■ TASK PROMPT: Your task is to quote the material that follows, in full and exactly.

■ INFORMATION SHOWN:
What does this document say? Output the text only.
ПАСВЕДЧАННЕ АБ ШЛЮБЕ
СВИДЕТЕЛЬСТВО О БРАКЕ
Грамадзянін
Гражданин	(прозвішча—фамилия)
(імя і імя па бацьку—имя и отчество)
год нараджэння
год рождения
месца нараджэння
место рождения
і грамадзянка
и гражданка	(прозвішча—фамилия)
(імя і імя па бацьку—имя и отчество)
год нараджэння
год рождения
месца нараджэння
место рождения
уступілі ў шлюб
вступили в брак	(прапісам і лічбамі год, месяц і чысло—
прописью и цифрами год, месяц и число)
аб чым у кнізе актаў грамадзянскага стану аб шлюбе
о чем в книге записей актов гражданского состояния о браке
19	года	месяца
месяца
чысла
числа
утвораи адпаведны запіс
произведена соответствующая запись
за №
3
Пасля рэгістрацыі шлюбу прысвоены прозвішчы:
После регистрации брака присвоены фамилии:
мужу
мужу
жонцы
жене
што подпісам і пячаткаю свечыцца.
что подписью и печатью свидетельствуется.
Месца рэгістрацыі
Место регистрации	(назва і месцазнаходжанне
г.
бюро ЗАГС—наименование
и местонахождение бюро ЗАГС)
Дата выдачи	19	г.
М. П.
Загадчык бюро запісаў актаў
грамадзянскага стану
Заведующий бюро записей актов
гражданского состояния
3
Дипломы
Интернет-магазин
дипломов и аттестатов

■ WRITTEN RESPONSE:
What does this document say? Output the text only.
ПАСВЕДЧАННЕ АБ ШЛЮБЕ
СВИДЕТЕЛЬСТВО О БРАКЕ
Грамадзянін
Гражданин	(прозвішча—фамилия)
(імя і імя па бацьку—имя и отчество)
год нараджэння
год рождения
месца нараджэння
место рождения
і грамадзянка
и гражданка	(прозвішча—фамилия)
(імя і імя па бацьку—имя и отчество)
год нараджэння
год рождения
месца нараджэння
место рождения
уступілі ў шлюб
вступили в брак	(прапісам і лічбамі год, месяц і чысло—
прописью и цифрами год, месяц и число)
аб чым у кнізе актаў грамадзянскага стану аб шлюбе
о чем в книге записей актов гражданского состояния о браке
19	года	месяца
месяца
чысла
числа
утвораи адпаведны запіс
произведена соответствующая запись
за №
3
Пасля рэгістрацыі шлюбу прысвоены прозвішчы:
После регистрации брака присвоены фамилии:
мужу
мужу
жонцы
жене
што подпісам і пячаткаю свечыцца.
что подписью и печатью свидетельствуется.
Месца рэгістрацыі
Место регистрации	(назва і месцазнаходжанне
г.
бюро ЗАГС—наименование
и местонахождение бюро ЗАГС)
Дата выдачи	19	г.
М. П.
Загадчык бюро запісаў актаў
грамадзянскага стану
Заведующий бюро записей актов
гражданского состояния
3
Дипломы
Интернет-магазин
дипломов и аттестатов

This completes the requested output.